- _The exercise_: Could you give the data below again, exactly and completely?

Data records
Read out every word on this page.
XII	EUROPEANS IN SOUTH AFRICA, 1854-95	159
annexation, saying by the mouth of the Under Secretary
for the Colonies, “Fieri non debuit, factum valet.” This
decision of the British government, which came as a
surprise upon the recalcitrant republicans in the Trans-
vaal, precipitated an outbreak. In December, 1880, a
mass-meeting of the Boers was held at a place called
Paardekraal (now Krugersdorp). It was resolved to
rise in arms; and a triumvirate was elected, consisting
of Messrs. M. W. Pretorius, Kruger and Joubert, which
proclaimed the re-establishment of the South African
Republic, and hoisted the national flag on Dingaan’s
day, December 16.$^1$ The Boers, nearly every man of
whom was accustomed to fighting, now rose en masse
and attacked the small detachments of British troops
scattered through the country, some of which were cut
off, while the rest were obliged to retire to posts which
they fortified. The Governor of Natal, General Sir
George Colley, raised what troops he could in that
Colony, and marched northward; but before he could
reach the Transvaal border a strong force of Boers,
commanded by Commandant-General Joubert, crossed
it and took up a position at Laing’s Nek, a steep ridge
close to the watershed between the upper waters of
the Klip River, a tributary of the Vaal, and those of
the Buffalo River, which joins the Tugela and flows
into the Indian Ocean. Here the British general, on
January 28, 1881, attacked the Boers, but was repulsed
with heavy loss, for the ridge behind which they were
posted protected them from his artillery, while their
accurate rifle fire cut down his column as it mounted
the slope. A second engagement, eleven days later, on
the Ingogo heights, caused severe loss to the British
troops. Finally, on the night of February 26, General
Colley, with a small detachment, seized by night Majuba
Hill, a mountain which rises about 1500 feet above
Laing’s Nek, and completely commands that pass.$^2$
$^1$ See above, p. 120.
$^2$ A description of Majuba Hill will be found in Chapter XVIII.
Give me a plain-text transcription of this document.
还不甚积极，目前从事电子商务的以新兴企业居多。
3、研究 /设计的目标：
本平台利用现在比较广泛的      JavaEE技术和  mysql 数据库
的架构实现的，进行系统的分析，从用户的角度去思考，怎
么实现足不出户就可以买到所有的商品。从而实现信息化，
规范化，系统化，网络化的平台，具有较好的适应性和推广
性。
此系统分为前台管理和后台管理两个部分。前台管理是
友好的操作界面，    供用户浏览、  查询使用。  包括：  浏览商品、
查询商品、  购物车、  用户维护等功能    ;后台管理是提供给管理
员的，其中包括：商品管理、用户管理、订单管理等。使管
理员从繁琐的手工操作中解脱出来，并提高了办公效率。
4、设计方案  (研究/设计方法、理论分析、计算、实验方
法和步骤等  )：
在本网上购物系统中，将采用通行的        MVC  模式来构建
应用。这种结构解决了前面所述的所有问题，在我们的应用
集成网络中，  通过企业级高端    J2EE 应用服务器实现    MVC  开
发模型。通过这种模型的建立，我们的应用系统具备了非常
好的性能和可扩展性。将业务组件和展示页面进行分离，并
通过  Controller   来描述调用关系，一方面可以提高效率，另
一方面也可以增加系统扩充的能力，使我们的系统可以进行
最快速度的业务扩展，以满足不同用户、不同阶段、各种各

- _Exercise output_:
Read out every word on this page.
XII	EUROPEANS IN SOUTH AFRICA, 1854-95	159
annexation, saying by the mouth of the Under Secretary
for the Colonies, “Fieri non debuit, factum valet.” This
decision of the British government, which came as a
surprise upon the recalcitrant republicans in the Trans-
vaal, precipitated an outbreak. In December, 1880, a
mass-meeting of the Boers was held at a place called
Paardekraal (now Krugersdorp). It was resolved to
rise in arms; and a triumvirate was elected, consisting
of Messrs. M. W. Pretorius, Kruger and Joubert, which
proclaimed the re-establishment of the South African
Republic, and hoisted the national flag on Dingaan’s
day, December 16.$^1$ The Boers, nearly every man of
whom was accustomed to fighting, now rose en masse
and attacked the small detachments of British troops
scattered through the country, some of which were cut
off, while the rest were obliged to retire to posts which
they fortified. The Governor of Natal, General Sir
George Colley, raised what troops he could in that
Colony, and marched northward; but before he could
reach the Transvaal border a strong force of Boers,
commanded by Commandant-General Joubert, crossed
it and took up a position at Laing’s Nek, a steep ridge
close to the watershed between the upper waters of
the Klip River, a tributary of the Vaal, and those of
the Buffalo River, which joins the Tugela and flows
into the Indian Ocean. Here the British general, on
January 28, 1881, attacked the Boers, but was repulsed
with heavy loss, for the ridge behind which they were
posted protected them from his artillery, while their
accurate rifle fire cut down his column as it mounted
the slope. A second engagement, eleven days later, on
the Ingogo heights, caused severe loss to the British
troops. Finally, on the night of February 26, General
Colley, with a small detachment, seized by night Majuba
Hill, a mountain which rises about 1500 feet above
Laing’s Nek, and completely commands that pass.$^2$
$^1$ See above, p. 120.
$^2$ A description of Majuba Hill will be found in Chapter XVIII.
Give me a plain-text transcription of this document.
还不甚积极，目前从事电子商务的以新兴企业居多。
3、研究 /设计的目标：
本平台利用现在比较广泛的      JavaEE技术和  mysql 数据库
的架构实现的，进行系统的分析，从用户的角度去思考，怎
么实现足不出户就可以买到所有的商品。从而实现信息化，
规范化，系统化，网络化的平台，具有较好的适应性和推广
性。
此系统分为前台管理和后台管理两个部分。前台管理是
友好的操作界面，    供用户浏览、  查询使用。  包括：  浏览商品、
查询商品、  购物车、  用户维护等功能    ;后台管理是提供给管理
员的，其中包括：商品管理、用户管理、订单管理等。使管
理员从繁琐的手工操作中解脱出来，并提高了办公效率。
4、设计方案  (研究/设计方法、理论分析、计算、实验方
法和步骤等  )：
在本网上购物系统中，将采用通行的        MVC  模式来构建
应用。这种结构解决了前面所述的所有问题，在我们的应用
集成网络中，  通过企业级高端    J2EE 应用服务器实现    MVC  开
发模型。通过这种模型的建立，我们的应用系统具备了非常
好的性能和可扩展性。将业务组件和展示页面进行分离，并
通过  Controller   来描述调用关系，一方面可以提高效率，另
一方面也可以增加系统扩充的能力，使我们的系统可以进行
最快速度的业务扩展，以满足不同用户、不同阶段、各种各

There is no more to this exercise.